'''
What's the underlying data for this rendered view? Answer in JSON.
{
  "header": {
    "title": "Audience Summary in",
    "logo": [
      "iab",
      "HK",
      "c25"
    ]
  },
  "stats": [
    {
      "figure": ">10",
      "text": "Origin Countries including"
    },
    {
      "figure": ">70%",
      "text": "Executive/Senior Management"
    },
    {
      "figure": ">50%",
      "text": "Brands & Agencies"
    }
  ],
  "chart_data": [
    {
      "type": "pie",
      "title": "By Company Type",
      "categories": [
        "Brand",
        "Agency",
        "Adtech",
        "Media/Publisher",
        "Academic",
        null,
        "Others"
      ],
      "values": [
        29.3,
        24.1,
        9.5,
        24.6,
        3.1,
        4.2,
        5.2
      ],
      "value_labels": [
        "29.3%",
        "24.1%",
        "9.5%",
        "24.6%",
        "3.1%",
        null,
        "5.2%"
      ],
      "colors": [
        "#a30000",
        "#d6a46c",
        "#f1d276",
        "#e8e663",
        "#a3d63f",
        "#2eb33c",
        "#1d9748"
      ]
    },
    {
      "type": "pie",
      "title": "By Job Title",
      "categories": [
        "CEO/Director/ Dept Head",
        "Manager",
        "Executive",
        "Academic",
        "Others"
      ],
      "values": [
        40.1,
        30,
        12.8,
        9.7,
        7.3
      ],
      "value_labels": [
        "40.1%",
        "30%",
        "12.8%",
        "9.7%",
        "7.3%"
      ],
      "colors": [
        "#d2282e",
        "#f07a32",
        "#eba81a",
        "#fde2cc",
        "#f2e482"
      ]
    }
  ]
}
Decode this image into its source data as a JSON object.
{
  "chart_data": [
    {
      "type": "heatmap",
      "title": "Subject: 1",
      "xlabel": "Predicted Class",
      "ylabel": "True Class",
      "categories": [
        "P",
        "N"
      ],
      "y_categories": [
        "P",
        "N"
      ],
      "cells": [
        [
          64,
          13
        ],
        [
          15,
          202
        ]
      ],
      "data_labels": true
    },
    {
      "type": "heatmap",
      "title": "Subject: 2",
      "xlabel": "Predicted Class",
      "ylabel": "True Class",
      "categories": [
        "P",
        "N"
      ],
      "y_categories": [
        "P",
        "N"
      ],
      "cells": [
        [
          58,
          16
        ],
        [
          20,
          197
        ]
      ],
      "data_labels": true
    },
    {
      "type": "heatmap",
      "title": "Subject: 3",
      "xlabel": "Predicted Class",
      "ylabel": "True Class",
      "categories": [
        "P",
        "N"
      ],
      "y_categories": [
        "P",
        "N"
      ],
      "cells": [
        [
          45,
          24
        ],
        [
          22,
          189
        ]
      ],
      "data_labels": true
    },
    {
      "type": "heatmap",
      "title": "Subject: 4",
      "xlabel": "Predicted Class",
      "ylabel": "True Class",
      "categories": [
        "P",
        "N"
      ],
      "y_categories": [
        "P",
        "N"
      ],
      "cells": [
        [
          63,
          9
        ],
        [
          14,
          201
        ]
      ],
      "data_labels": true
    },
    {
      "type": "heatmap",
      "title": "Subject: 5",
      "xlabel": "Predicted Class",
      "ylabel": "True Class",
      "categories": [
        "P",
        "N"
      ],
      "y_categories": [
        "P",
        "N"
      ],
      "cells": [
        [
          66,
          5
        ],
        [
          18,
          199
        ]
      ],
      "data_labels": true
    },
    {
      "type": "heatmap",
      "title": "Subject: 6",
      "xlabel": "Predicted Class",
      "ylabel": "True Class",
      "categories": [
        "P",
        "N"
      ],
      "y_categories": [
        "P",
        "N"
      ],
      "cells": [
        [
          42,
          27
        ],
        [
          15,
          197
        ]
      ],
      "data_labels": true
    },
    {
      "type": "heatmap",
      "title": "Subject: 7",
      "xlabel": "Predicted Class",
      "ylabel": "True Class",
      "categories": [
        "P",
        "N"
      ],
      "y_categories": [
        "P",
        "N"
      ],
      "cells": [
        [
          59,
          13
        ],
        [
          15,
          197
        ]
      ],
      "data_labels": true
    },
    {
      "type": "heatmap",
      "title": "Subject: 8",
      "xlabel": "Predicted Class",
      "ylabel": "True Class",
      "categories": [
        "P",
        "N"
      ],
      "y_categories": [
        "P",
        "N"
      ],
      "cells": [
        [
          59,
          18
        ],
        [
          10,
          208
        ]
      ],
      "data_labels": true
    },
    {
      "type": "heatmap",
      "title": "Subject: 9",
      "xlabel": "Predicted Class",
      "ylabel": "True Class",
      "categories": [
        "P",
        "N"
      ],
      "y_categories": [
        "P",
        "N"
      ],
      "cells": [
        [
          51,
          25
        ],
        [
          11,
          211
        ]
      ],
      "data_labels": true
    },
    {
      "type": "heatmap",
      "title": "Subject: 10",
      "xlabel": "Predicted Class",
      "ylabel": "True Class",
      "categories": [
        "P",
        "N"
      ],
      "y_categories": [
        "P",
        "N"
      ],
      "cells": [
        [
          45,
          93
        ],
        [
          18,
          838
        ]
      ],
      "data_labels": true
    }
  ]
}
'''
Your instructions: From the entries above, pull out each line that includes "this".

In response:
What's the underlying data for this rendered view? Answer in JSON.
Decode this image into its source data as a JSON object.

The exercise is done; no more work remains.